Challenge A ::
According to the page on architect Roscoe Hemenway, in what year did he return to Portland?
Challenge B ::
Translate this sentence from the page on architect Roscoe Hemenway into Spanish: "In 1926, he married Martha Huey Johnson, and the following year was his first as a licensed architect in Oregon."
Challenge C ::
Write the next paragraph of the page on architect Roscoe Hemenway, picking up after its last sentence.
** Begin Page **
Architect Roscoe De Leur Hemenway designed an estimated three hundred buildings. During his lifetime, he became one of the best-known residential architects in Portland.
Born in 1899 in Cottage Grove, Hemenway moved to Portland as a teenager and graduated from Washington High School. He attended the University of Oregon School of Architecture and Allied Arts, where his classmates included future architects Richard Sundeleaf and Glenn Stanton. Upon his graduation in 1922, he moved to Philadelphia, where he did post-graduate work at the University of Pennsylvania and briefly worked for the firm of Gilchrist and Yellin.
Hemenway returned to Portland in 1923, working with landscape architect George H. Otten before establishing his own practice. In 1926, he married Martha Huey Johnson, and the following year was his first as a licensed architect in Oregon.
Many architects working between World War I and World War II favored revival styles; and those who were academically trained, like Hemenway, were eager to demonstrate their ability to apply correct historic details to new buildings. Much of Hemenway’s work in the 1920s and 1930s was designing English Cottage and Tudor Revival homes. His designs showed a careful consideration of site, the integration of structure and landscape into the environment, and attention to detailed finishes. One of his most prominent designs during this period was a Tudor Revival residence for Roy and Leola Gangware at 4848 Southwest Humphrey Boulevard.
** End Page **
** Begin Data extract **
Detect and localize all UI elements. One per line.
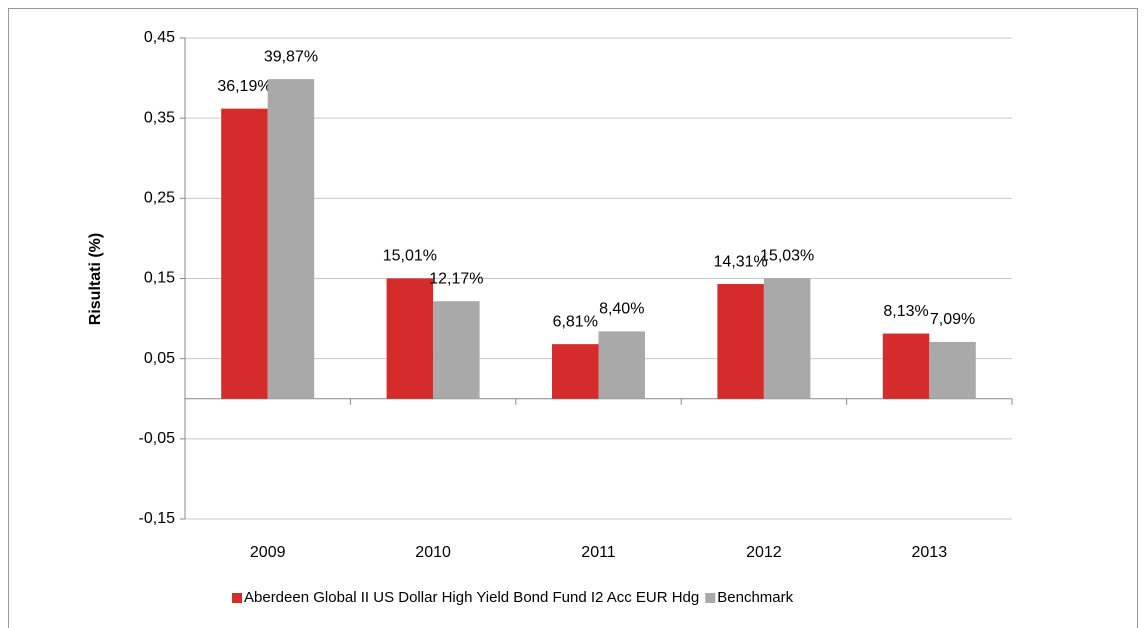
** End Data extract **
Written response A ::
1923

Written response B ::
En 1926 se casó con Martha Huey Johnson, y el año siguiente fue el primero en que ejerció como arquitecto con licencia en Oregón.

Written response C ::
During the Great Depression, Hemenway joined a Historic American Buildings Survey field squad. Working with other architects, he surveyed structures across Oregon, with a focus on Classical Revival homes. In the late 1930s, his designs were featured frequently in local newspapers. Though he had been designing Colonial Revival residences from the earliest days of his career, his commissions in the 1940s and 1950s focused on that style. He became so associated with the style that, both during his lifetime and after, real estate listings advertised homes as “Hemenway colonials.”
Hemenway continued to design Colonial Revival houses long after his contemporaries began favoring more modern aesthetics such as Northwest Regionalism. He dabbled in the regional style as well as Modernistic architecture, but his clients continued to commission him to design Colonial Revival homes in exclusive neighborhoods in Portland. Perhaps the best-known concentration of Hemenway Colonials is in the Dunthorpe neighborhood, where he designed more than a dozen homes in the 1940s and 1950s, many constructed by builder W.C. Bauman. It was during this period that he produced what many consider to be his finest work, a 1950 residence for investor and civic leader Theodore B. Wilcox, Jr., at 2728 Southwest Greenway.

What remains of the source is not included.